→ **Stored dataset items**
════════

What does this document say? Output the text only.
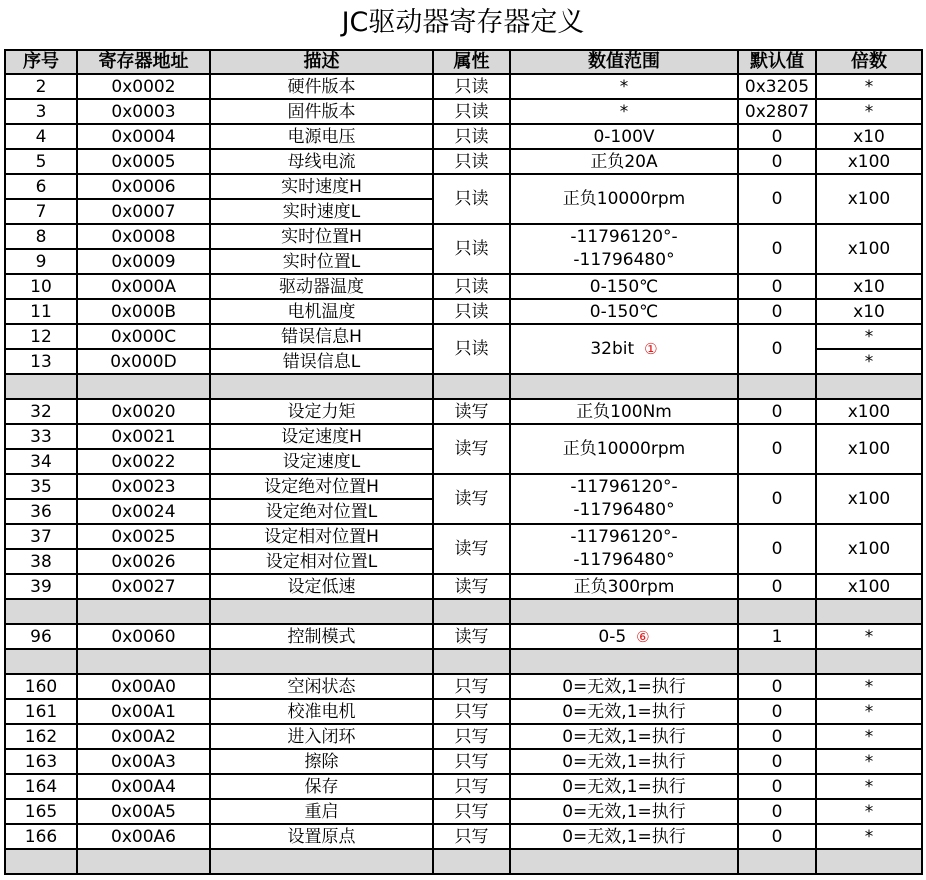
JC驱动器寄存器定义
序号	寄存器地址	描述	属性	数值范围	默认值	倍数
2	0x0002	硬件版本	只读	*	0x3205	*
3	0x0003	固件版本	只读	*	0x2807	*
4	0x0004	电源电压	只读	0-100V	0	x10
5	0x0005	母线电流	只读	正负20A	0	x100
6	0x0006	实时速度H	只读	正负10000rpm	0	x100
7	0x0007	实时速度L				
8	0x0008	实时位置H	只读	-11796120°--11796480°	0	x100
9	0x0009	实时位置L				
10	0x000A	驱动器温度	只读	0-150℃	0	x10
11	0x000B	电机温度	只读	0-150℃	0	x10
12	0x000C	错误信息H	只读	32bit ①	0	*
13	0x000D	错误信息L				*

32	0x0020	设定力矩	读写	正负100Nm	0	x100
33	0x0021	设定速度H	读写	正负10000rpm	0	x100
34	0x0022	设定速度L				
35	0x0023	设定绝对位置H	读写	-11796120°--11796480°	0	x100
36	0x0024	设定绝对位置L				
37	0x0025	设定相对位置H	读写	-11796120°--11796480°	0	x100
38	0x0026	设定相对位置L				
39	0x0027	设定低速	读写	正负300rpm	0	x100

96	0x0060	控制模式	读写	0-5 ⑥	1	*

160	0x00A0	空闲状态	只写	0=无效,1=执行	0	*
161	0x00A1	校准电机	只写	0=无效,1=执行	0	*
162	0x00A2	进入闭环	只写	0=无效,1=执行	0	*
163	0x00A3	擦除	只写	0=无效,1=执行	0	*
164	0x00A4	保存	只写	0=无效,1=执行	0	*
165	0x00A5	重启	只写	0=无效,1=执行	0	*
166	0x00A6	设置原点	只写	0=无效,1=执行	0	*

════════

→ **Task to complete**
Repeat each line of the records above exactly, but do not copy the pictures.

→ **Response below**
What does this document say? Output the text only.
JC驱动器寄存器定义
序号	寄存器地址	描述	属性	数值范围	默认值	倍数
2	0x0002	硬件版本	只读	*	0x3205	*
3	0x0003	固件版本	只读	*	0x2807	*
4	0x0004	电源电压	只读	0-100V	0	x10
5	0x0005	母线电流	只读	正负20A	0	x100
6	0x0006	实时速度H	只读	正负10000rpm	0	x100
7	0x0007	实时速度L				
8	0x0008	实时位置H	只读	-11796120°--11796480°	0	x100
9	0x0009	实时位置L				
10	0x000A	驱动器温度	只读	0-150℃	0	x10
11	0x000B	电机温度	只读	0-150℃	0	x10
12	0x000C	错误信息H	只读	32bit ①	0	*
13	0x000D	错误信息L				*

32	0x0020	设定力矩	读写	正负100Nm	0	x100
33	0x0021	设定速度H	读写	正负10000rpm	0	x100
34	0x0022	设定速度L				
35	0x0023	设定绝对位置H	读写	-11796120°--11796480°	0	x100
36	0x0024	设定绝对位置L				
37	0x0025	设定相对位置H	读写	-11796120°--11796480°	0	x100
38	0x0026	设定相对位置L				
39	0x0027	设定低速	读写	正负300rpm	0	x100

96	0x0060	控制模式	读写	0-5 ⑥	1	*

160	0x00A0	空闲状态	只写	0=无效,1=执行	0	*
161	0x00A1	校准电机	只写	0=无效,1=执行	0	*
162	0x00A2	进入闭环	只写	0=无效,1=执行	0	*
163	0x00A3	擦除	只写	0=无效,1=执行	0	*
164	0x00A4	保存	只写	0=无效,1=执行	0	*
165	0x00A5	重启	只写	0=无效,1=执行	0	*
166	0x00A6	设置原点	只写	0=无效,1=执行	0	*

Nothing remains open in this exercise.